» **DATA ENTRIES**

⁂

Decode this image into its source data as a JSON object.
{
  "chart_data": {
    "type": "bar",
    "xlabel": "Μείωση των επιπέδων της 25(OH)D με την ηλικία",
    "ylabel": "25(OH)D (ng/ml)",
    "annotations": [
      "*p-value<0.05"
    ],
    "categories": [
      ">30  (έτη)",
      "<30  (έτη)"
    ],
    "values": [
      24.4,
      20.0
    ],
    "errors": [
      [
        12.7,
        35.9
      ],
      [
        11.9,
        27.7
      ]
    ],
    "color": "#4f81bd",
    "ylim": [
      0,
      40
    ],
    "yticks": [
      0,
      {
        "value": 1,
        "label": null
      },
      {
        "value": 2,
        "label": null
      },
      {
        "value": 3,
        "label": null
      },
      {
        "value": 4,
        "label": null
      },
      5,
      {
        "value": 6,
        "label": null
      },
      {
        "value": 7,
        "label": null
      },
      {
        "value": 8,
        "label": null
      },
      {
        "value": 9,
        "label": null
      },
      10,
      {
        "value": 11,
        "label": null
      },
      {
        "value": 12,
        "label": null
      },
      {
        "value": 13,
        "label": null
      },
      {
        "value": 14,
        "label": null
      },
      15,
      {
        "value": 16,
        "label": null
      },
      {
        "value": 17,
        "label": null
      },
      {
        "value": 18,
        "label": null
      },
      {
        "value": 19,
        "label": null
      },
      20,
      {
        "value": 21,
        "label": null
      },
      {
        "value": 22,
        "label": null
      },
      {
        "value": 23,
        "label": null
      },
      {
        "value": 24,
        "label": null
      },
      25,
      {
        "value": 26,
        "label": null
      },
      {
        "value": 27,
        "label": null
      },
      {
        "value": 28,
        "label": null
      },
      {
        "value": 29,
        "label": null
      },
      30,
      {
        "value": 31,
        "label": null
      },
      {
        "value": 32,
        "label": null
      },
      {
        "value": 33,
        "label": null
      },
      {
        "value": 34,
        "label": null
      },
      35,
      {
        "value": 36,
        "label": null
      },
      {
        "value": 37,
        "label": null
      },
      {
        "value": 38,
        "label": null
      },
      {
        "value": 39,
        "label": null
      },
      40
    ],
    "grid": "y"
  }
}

⁂

» **INSTRUCTIONS TO FOLLOW**
Transcribe the material above word for word.

» **EXERCISE RESPONSE**
Decode this image into its source data as a JSON object.
{
  "chart_data": {
    "type": "bar",
    "xlabel": "Μείωση των επιπέδων της 25(OH)D με την ηλικία",
    "ylabel": "25(OH)D (ng/ml)",
    "annotations": [
      "*p-value<0.05"
    ],
    "categories": [
      ">30  (έτη)",
      "<30  (έτη)"
    ],
    "values": [
      24.4,
      20.0
    ],
    "errors": [
      [
        12.7,
        35.9
      ],
      [
        11.9,
        27.7
      ]
    ],
    "color": "#4f81bd",
    "ylim": [
      0,
      40
    ],
    "yticks": [
      0,
      {
        "value": 1,
        "label": null
      },
      {
        "value": 2,
        "label": null
      },
      {
        "value": 3,
        "label": null
      },
      {
        "value": 4,
        "label": null
      },
      5,
      {
        "value": 6,
        "label": null
      },
      {
        "value": 7,
        "label": null
      },
      {
        "value": 8,
        "label": null
      },
      {
        "value": 9,
        "label": null
      },
      10,
      {
        "value": 11,
        "label": null
      },
      {
        "value": 12,
        "label": null
      },
      {
        "value": 13,
        "label": null
      },
      {
        "value": 14,
        "label": null
      },
      15,
      {
        "value": 16,
        "label": null
      },
      {
        "value": 17,
        "label": null
      },
      {
        "value": 18,
        "label": null
      },
      {
        "value": 19,
        "label": null
      },
      20,
      {
        "value": 21,
        "label": null
      },
      {
        "value": 22,
        "label": null
      },
      {
        "value": 23,
        "label": null
      },
      {
        "value": 24,
        "label": null
      },
      25,
      {
        "value": 26,
        "label": null
      },
      {
        "value": 27,
        "label": null
      },
      {
        "value": 28,
        "label": null
      },
      {
        "value": 29,
        "label": null
      },
      30,
      {
        "value": 31,
        "label": null
      },
      {
        "value": 32,
        "label": null
      },
      {
        "value": 33,
        "label": null
      },
      {
        "value": 34,
        "label": null
      },
      35,
      {
        "value": 36,
        "label": null
      },
      {
        "value": 37,
        "label": null
      },
      {
        "value": 38,
        "label": null
      },
      {
        "value": 39,
        "label": null
      },
      40
    ],
    "grid": "y"
  }
}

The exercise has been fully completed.